Objective: Reproduce all of the data exactly, with no line skipped.
================================
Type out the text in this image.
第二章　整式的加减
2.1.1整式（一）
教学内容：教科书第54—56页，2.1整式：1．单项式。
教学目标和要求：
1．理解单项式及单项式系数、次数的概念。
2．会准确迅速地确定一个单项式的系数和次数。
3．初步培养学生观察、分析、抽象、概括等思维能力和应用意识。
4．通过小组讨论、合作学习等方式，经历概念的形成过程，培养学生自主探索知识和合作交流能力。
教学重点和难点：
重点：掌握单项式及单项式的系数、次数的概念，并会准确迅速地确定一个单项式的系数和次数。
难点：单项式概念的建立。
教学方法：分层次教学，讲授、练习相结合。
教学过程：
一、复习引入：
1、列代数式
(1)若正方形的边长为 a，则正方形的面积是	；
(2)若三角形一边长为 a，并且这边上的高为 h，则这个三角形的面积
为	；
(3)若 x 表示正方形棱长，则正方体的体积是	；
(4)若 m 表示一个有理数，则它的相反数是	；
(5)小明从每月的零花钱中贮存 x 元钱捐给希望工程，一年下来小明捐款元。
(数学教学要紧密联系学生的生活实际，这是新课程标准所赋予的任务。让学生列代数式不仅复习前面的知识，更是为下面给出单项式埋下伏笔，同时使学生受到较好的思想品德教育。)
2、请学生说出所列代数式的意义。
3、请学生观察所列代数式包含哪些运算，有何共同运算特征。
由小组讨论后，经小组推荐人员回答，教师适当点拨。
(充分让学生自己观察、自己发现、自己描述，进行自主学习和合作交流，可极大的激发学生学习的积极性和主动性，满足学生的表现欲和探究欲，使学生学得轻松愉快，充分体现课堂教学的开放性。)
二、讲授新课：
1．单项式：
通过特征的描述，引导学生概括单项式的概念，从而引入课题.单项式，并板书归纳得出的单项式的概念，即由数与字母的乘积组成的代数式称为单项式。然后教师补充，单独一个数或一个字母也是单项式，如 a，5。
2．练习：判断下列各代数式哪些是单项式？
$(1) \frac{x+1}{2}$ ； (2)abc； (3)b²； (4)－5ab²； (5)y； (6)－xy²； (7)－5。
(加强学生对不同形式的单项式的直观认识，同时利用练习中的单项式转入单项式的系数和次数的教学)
================================
Response:
Type out the text in this image.
第二章　整式的加减
2.1.1整式（一）
教学内容：教科书第54—56页，2.1整式：1．单项式。
教学目标和要求：
1．理解单项式及单项式系数、次数的概念。
2．会准确迅速地确定一个单项式的系数和次数。
3．初步培养学生观察、分析、抽象、概括等思维能力和应用意识。
4．通过小组讨论、合作学习等方式，经历概念的形成过程，培养学生自主探索知识和合作交流能力。
教学重点和难点：
重点：掌握单项式及单项式的系数、次数的概念，并会准确迅速地确定一个单项式的系数和次数。
难点：单项式概念的建立。
教学方法：分层次教学，讲授、练习相结合。
教学过程：
一、复习引入：
1、列代数式
(1)若正方形的边长为 a，则正方形的面积是	；
(2)若三角形一边长为 a，并且这边上的高为 h，则这个三角形的面积
为	；
(3)若 x 表示正方形棱长，则正方体的体积是	；
(4)若 m 表示一个有理数，则它的相反数是	；
(5)小明从每月的零花钱中贮存 x 元钱捐给希望工程，一年下来小明捐款元。
(数学教学要紧密联系学生的生活实际，这是新课程标准所赋予的任务。让学生列代数式不仅复习前面的知识，更是为下面给出单项式埋下伏笔，同时使学生受到较好的思想品德教育。)
2、请学生说出所列代数式的意义。
3、请学生观察所列代数式包含哪些运算，有何共同运算特征。
由小组讨论后，经小组推荐人员回答，教师适当点拨。
(充分让学生自己观察、自己发现、自己描述，进行自主学习和合作交流，可极大的激发学生学习的积极性和主动性，满足学生的表现欲和探究欲，使学生学得轻松愉快，充分体现课堂教学的开放性。)
二、讲授新课：
1．单项式：
通过特征的描述，引导学生概括单项式的概念，从而引入课题.单项式，并板书归纳得出的单项式的概念，即由数与字母的乘积组成的代数式称为单项式。然后教师补充，单独一个数或一个字母也是单项式，如 a，5。
2．练习：判断下列各代数式哪些是单项式？
$(1) \frac{x+1}{2}$ ； (2)abc； (3)b²； (4)－5ab²； (5)y； (6)－xy²； (7)－5。
(加强学生对不同形式的单项式的直观认识，同时利用练习中的单项式转入单项式的系数和次数的教学)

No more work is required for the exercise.